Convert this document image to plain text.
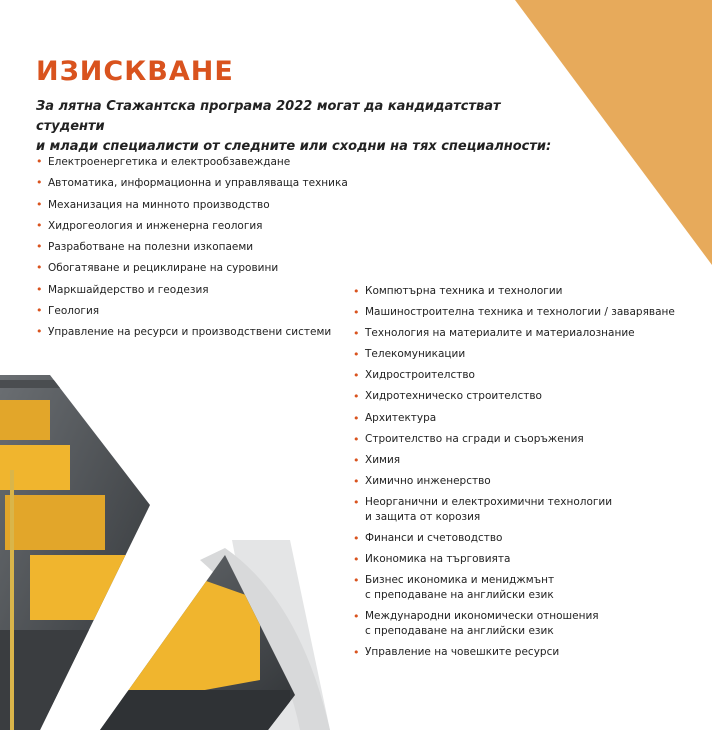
ИЗИСКВАНЕ

За лятна Стажантска програма 2022 могат да кандидатстват студенти
и млади специалисти от следните или сходни на тях специалности:

• Електроенергетика и електрообзавеждане
• Автоматика, информационна и управляваща техника
• Механизация на минното производство
• Хидрогеология и инженерна геология
• Разработване на полезни изкопаеми
• Обогатяване и рециклиране на суровини
• Маркшайдерство и геодезия
• Геология
• Управление на ресурси и производствени системи
• Компютърна техника и технологии
• Машиностроителна техника и технологии / заваряване
• Технология на материалите и материалознание
• Телекомуникации
• Хидростроителство
• Хидротехническо строителство
• Архитектура
• Строителство на сгради и съоръжения
• Химия
• Химично инженерство
• Неорганични и електрохимични технологии
и защита от корозия
• Финанси и счетоводство
• Икономика на търговията
• Бизнес икономика и мениджмънт
с преподаване на английски език
• Международни икономически отношения
с преподаване на английски език
• Управление на човешките ресурси
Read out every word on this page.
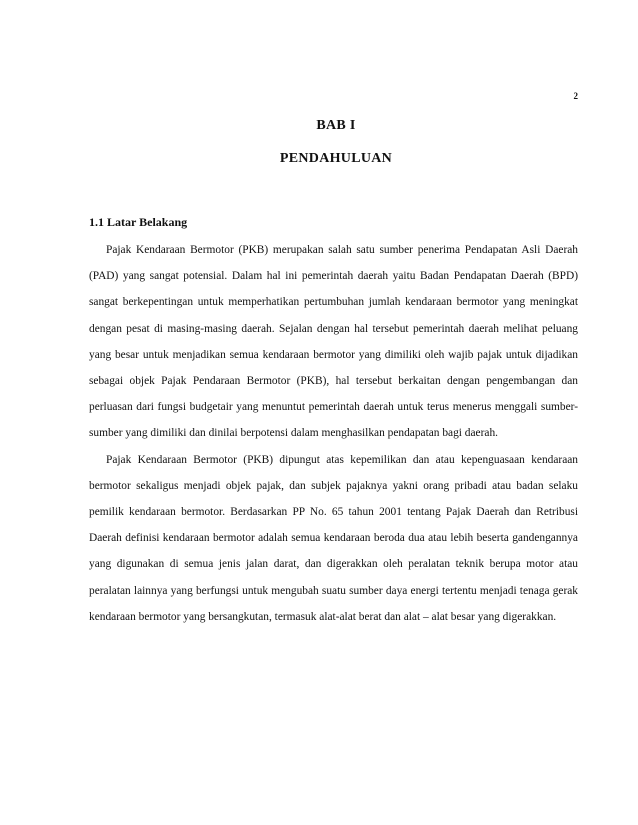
2
BAB I
PENDAHULUAN
1.1 Latar Belakang

Pajak Kendaraan Bermotor (PKB) merupakan salah satu sumber penerima Pendapatan Asli Daerah (PAD) yang sangat potensial. Dalam hal ini pemerintah daerah yaitu Badan Pendapatan Daerah (BPD) sangat berkepentingan untuk memperhatikan pertumbuhan jumlah kendaraan bermotor yang meningkat dengan pesat di masing-masing daerah. Sejalan dengan hal tersebut pemerintah daerah melihat peluang yang besar untuk menjadikan semua kendaraan bermotor yang dimiliki oleh wajib pajak untuk dijadikan sebagai objek Pajak Pendaraan Bermotor (PKB), hal tersebut berkaitan dengan pengembangan dan perluasan dari fungsi budgetair yang menuntut pemerintah daerah untuk terus menerus menggali sumber-sumber yang dimiliki dan dinilai berpotensi dalam menghasilkan pendapatan bagi daerah.

Pajak Kendaraan Bermotor (PKB) dipungut atas kepemilikan dan atau kepenguasaan kendaraan bermotor sekaligus menjadi objek pajak, dan subjek pajaknya yakni orang pribadi atau badan selaku pemilik kendaraan bermotor. Berdasarkan PP No. 65 tahun 2001 tentang Pajak Daerah dan Retribusi Daerah definisi kendaraan bermotor adalah semua kendaraan beroda dua atau lebih beserta gandengannya yang digunakan di semua jenis jalan darat, dan digerakkan oleh peralatan teknik berupa motor atau peralatan lainnya yang berfungsi untuk mengubah suatu sumber daya energi tertentu menjadi tenaga gerak kendaraan bermotor yang bersangkutan, termasuk alat-alat berat dan alat – alat besar yang digerakkan.
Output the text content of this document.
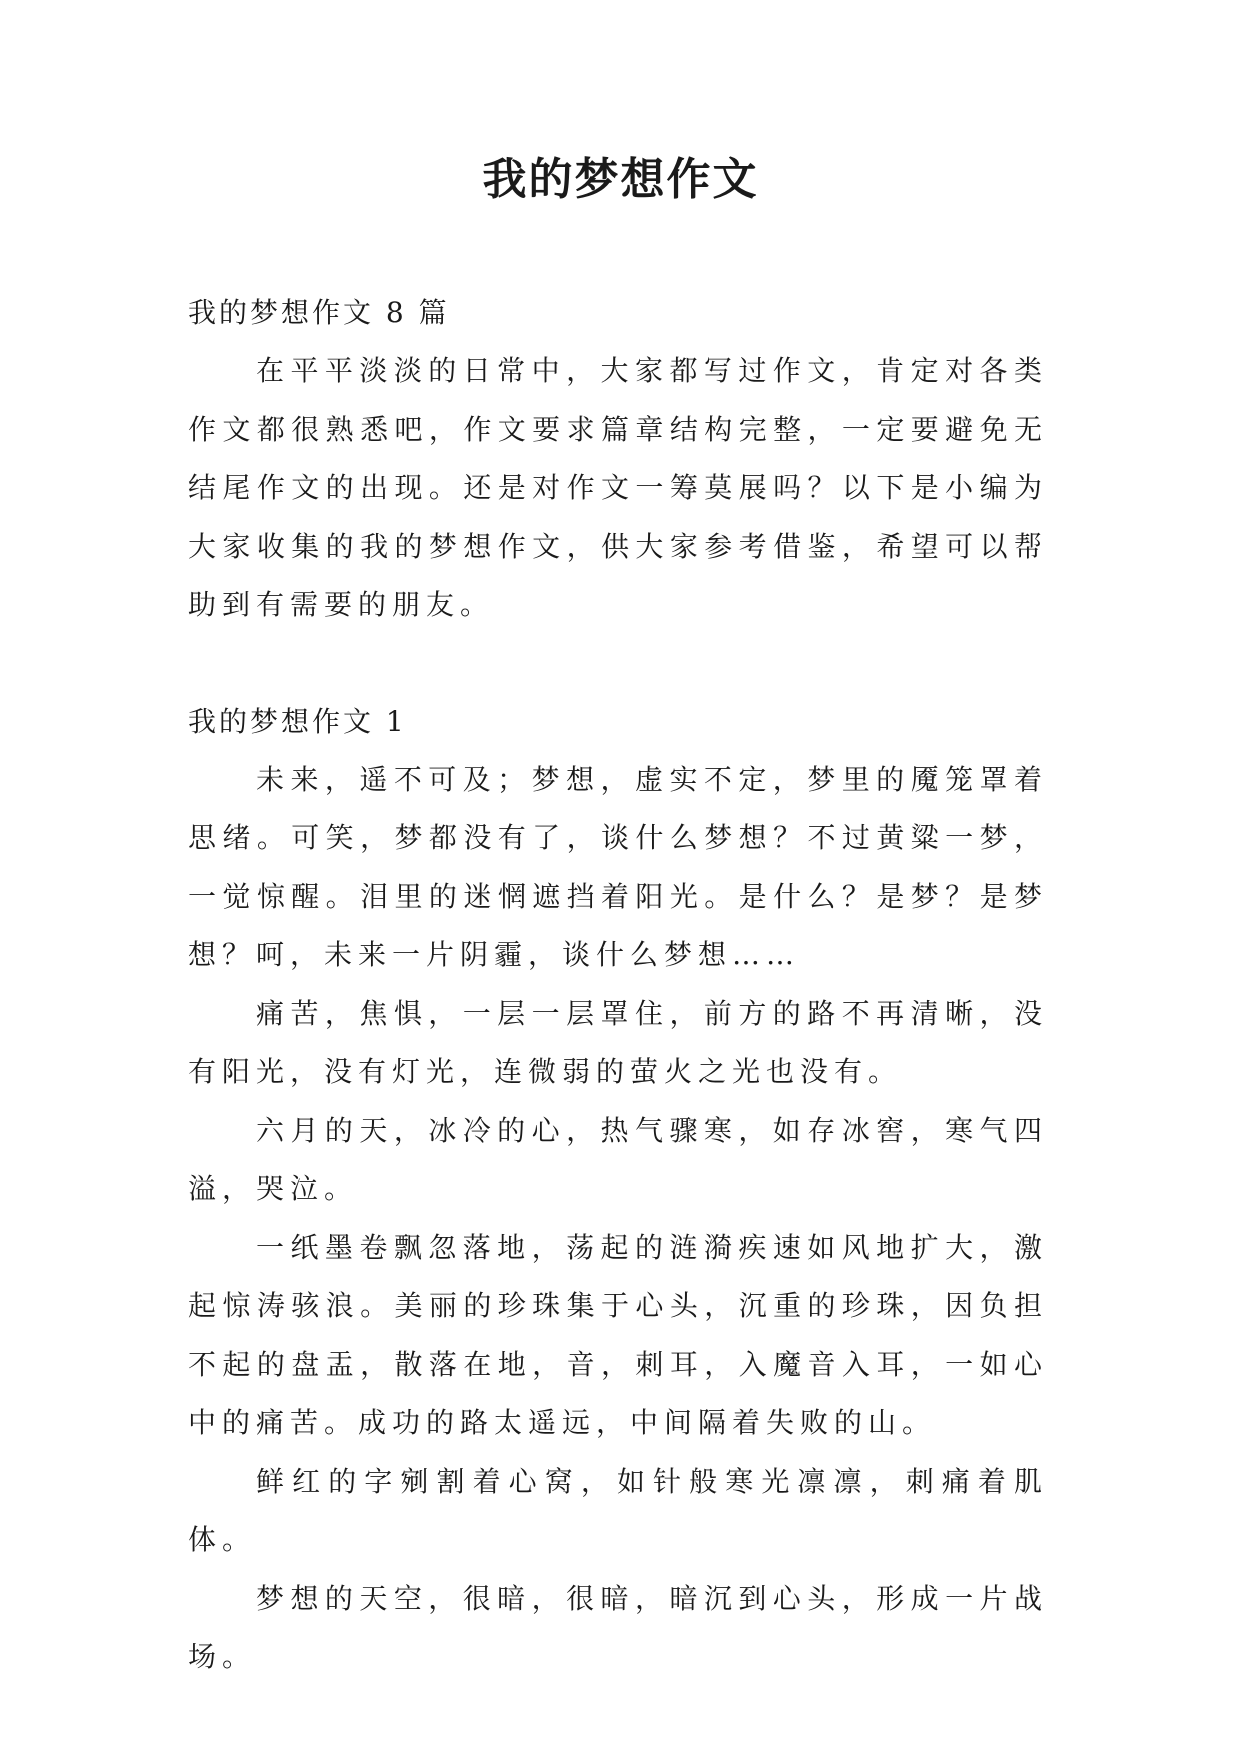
我的梦想作文

我的梦想作文 8 篇

在平平淡淡的日常中，大家都写过作文，肯定对各类作文都很熟悉吧，作文要求篇章结构完整，一定要避免无结尾作文的出现。还是对作文一筹莫展吗？以下是小编为大家收集的我的梦想作文，供大家参考借鉴，希望可以帮助到有需要的朋友。

我的梦想作文 1

未来，遥不可及；梦想，虚实不定，梦里的魇笼罩着思绪。可笑，梦都没有了，谈什么梦想？不过黄粱一梦，一觉惊醒。泪里的迷惘遮挡着阳光。是什么？是梦？是梦想？呵，未来一片阴霾，谈什么梦想……

痛苦，焦惧，一层一层罩住，前方的路不再清晰，没有阳光，没有灯光，连微弱的萤火之光也没有。

六月的天，冰冷的心，热气骤寒，如存冰窖，寒气四溢，哭泣。

一纸墨卷飘忽落地，荡起的涟漪疾速如风地扩大，激起惊涛骇浪。美丽的珍珠集于心头，沉重的珍珠，因负担不起的盘盂，散落在地，音，刺耳，入魔音入耳，一如心中的痛苦。成功的路太遥远，中间隔着失败的山。

鲜红的字剜割着心窝，如针般寒光凛凛，刺痛着肌体。

梦想的天空，很暗，很暗，暗沉到心头，形成一片战场。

-- TASK DESCRIPTION --
From the listing, extract all text exactly as given and drop any picture.

-- TASK ANSWER --
Convert this document image to plain text.
ИЗИСКВАНЕ

За лятна Стажантска програма 2022 могат да кандидатстват студенти
и млади специалисти от следните или сходни на тях специалности:

• Електроенергетика и електрообзавеждане
• Автоматика, информационна и управляваща техника
• Механизация на минното производство
• Хидрогеология и инженерна геология
• Разработване на полезни изкопаеми
• Обогатяване и рециклиране на суровини
• Маркшайдерство и геодезия
• Геология
• Управление на ресурси и производствени системи
• Компютърна техника и технологии
• Машиностроителна техника и технологии / заваряване
• Технология на материалите и материалознание
• Телекомуникации
• Хидростроителство
• Хидротехническо строителство
• Архитектура
• Строителство на сгради и съоръжения
• Химия
• Химично инженерство
• Неорганични и електрохимични технологии
и защита от корозия
• Финанси и счетоводство
• Икономика на търговията
• Бизнес икономика и мениджмънт
с преподаване на английски език
• Международни икономически отношения
с преподаване на английски език
• Управление на човешките ресурси
Read out every word on this page.
2
BAB I
PENDAHULUAN
1.1 Latar Belakang

Pajak Kendaraan Bermotor (PKB) merupakan salah satu sumber penerima Pendapatan Asli Daerah (PAD) yang sangat potensial. Dalam hal ini pemerintah daerah yaitu Badan Pendapatan Daerah (BPD) sangat berkepentingan untuk memperhatikan pertumbuhan jumlah kendaraan bermotor yang meningkat dengan pesat di masing-masing daerah. Sejalan dengan hal tersebut pemerintah daerah melihat peluang yang besar untuk menjadikan semua kendaraan bermotor yang dimiliki oleh wajib pajak untuk dijadikan sebagai objek Pajak Pendaraan Bermotor (PKB), hal tersebut berkaitan dengan pengembangan dan perluasan dari fungsi budgetair yang menuntut pemerintah daerah untuk terus menerus menggali sumber-sumber yang dimiliki dan dinilai berpotensi dalam menghasilkan pendapatan bagi daerah.

Pajak Kendaraan Bermotor (PKB) dipungut atas kepemilikan dan atau kepenguasaan kendaraan bermotor sekaligus menjadi objek pajak, dan subjek pajaknya yakni orang pribadi atau badan selaku pemilik kendaraan bermotor. Berdasarkan PP No. 65 tahun 2001 tentang Pajak Daerah dan Retribusi Daerah definisi kendaraan bermotor adalah semua kendaraan beroda dua atau lebih beserta gandengannya yang digunakan di semua jenis jalan darat, dan digerakkan oleh peralatan teknik berupa motor atau peralatan lainnya yang berfungsi untuk mengubah suatu sumber daya energi tertentu menjadi tenaga gerak kendaraan bermotor yang bersangkutan, termasuk alat-alat berat dan alat – alat besar yang digerakkan.
Output the text content of this document.
我的梦想作文

我的梦想作文 8 篇

在平平淡淡的日常中，大家都写过作文，肯定对各类作文都很熟悉吧，作文要求篇章结构完整，一定要避免无结尾作文的出现。还是对作文一筹莫展吗？以下是小编为大家收集的我的梦想作文，供大家参考借鉴，希望可以帮助到有需要的朋友。

我的梦想作文 1

未来，遥不可及；梦想，虚实不定，梦里的魇笼罩着思绪。可笑，梦都没有了，谈什么梦想？不过黄粱一梦，一觉惊醒。泪里的迷惘遮挡着阳光。是什么？是梦？是梦想？呵，未来一片阴霾，谈什么梦想……

痛苦，焦惧，一层一层罩住，前方的路不再清晰，没有阳光，没有灯光，连微弱的萤火之光也没有。

六月的天，冰冷的心，热气骤寒，如存冰窖，寒气四溢，哭泣。

一纸墨卷飘忽落地，荡起的涟漪疾速如风地扩大，激起惊涛骇浪。美丽的珍珠集于心头，沉重的珍珠，因负担不起的盘盂，散落在地，音，刺耳，入魔音入耳，一如心中的痛苦。成功的路太遥远，中间隔着失败的山。

鲜红的字剜割着心窝，如针般寒光凛凛，刺痛着肌体。

梦想的天空，很暗，很暗，暗沉到心头，形成一片战场。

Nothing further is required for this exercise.